====== DATA SUPPLIED ======
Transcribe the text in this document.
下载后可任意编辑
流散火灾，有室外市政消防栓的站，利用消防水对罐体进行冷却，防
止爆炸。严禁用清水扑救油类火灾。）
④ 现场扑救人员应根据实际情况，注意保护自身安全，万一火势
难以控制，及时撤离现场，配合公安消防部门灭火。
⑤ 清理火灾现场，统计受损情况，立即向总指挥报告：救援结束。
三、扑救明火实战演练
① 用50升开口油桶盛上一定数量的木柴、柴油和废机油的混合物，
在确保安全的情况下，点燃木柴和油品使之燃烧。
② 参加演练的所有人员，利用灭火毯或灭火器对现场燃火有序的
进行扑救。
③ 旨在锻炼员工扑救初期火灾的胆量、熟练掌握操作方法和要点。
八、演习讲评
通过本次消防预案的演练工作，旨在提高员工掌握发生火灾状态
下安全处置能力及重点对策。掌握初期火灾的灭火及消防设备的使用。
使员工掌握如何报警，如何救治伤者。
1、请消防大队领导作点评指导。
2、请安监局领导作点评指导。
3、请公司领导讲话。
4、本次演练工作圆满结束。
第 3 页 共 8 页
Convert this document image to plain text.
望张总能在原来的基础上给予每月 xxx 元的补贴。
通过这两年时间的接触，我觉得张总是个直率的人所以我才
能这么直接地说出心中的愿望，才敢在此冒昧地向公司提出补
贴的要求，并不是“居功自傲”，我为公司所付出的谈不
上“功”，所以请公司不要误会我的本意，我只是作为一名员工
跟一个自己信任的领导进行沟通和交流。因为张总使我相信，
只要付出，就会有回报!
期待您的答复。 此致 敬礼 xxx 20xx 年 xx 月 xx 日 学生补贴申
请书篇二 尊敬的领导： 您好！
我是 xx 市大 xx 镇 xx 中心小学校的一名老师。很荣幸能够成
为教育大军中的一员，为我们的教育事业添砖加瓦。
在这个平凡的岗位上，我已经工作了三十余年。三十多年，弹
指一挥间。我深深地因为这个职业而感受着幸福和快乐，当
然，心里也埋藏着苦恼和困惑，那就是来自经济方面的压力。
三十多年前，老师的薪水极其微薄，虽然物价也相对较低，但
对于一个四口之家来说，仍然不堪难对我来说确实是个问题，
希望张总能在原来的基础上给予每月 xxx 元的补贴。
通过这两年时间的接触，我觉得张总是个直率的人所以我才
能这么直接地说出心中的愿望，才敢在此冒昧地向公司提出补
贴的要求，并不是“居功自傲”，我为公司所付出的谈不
======
— PROBLEM REQUIREMENTS —
Copy the material above back out, exactly as written.

— WRITTEN ANSWER —
Transcribe the text in this document.
下载后可任意编辑
流散火灾，有室外市政消防栓的站，利用消防水对罐体进行冷却，防
止爆炸。严禁用清水扑救油类火灾。）
④ 现场扑救人员应根据实际情况，注意保护自身安全，万一火势
难以控制，及时撤离现场，配合公安消防部门灭火。
⑤ 清理火灾现场，统计受损情况，立即向总指挥报告：救援结束。
三、扑救明火实战演练
① 用50升开口油桶盛上一定数量的木柴、柴油和废机油的混合物，
在确保安全的情况下，点燃木柴和油品使之燃烧。
② 参加演练的所有人员，利用灭火毯或灭火器对现场燃火有序的
进行扑救。
③ 旨在锻炼员工扑救初期火灾的胆量、熟练掌握操作方法和要点。
八、演习讲评
通过本次消防预案的演练工作，旨在提高员工掌握发生火灾状态
下安全处置能力及重点对策。掌握初期火灾的灭火及消防设备的使用。
使员工掌握如何报警，如何救治伤者。
1、请消防大队领导作点评指导。
2、请安监局领导作点评指导。
3、请公司领导讲话。
4、本次演练工作圆满结束。
第 3 页 共 8 页
Convert this document image to plain text.
望张总能在原来的基础上给予每月 xxx 元的补贴。
通过这两年时间的接触，我觉得张总是个直率的人所以我才
能这么直接地说出心中的愿望，才敢在此冒昧地向公司提出补
贴的要求，并不是“居功自傲”，我为公司所付出的谈不
上“功”，所以请公司不要误会我的本意，我只是作为一名员工
跟一个自己信任的领导进行沟通和交流。因为张总使我相信，
只要付出，就会有回报!
期待您的答复。 此致 敬礼 xxx 20xx 年 xx 月 xx 日 学生补贴申
请书篇二 尊敬的领导： 您好！
我是 xx 市大 xx 镇 xx 中心小学校的一名老师。很荣幸能够成
为教育大军中的一员，为我们的教育事业添砖加瓦。
在这个平凡的岗位上，我已经工作了三十余年。三十多年，弹
指一挥间。我深深地因为这个职业而感受着幸福和快乐，当
然，心里也埋藏着苦恼和困惑，那就是来自经济方面的压力。
三十多年前，老师的薪水极其微薄，虽然物价也相对较低，但
对于一个四口之家来说，仍然不堪难对我来说确实是个问题，
希望张总能在原来的基础上给予每月 xxx 元的补贴。
通过这两年时间的接触，我觉得张总是个直率的人所以我才
能这么直接地说出心中的愿望，才敢在此冒昧地向公司提出补
贴的要求，并不是“居功自傲”，我为公司所付出的谈不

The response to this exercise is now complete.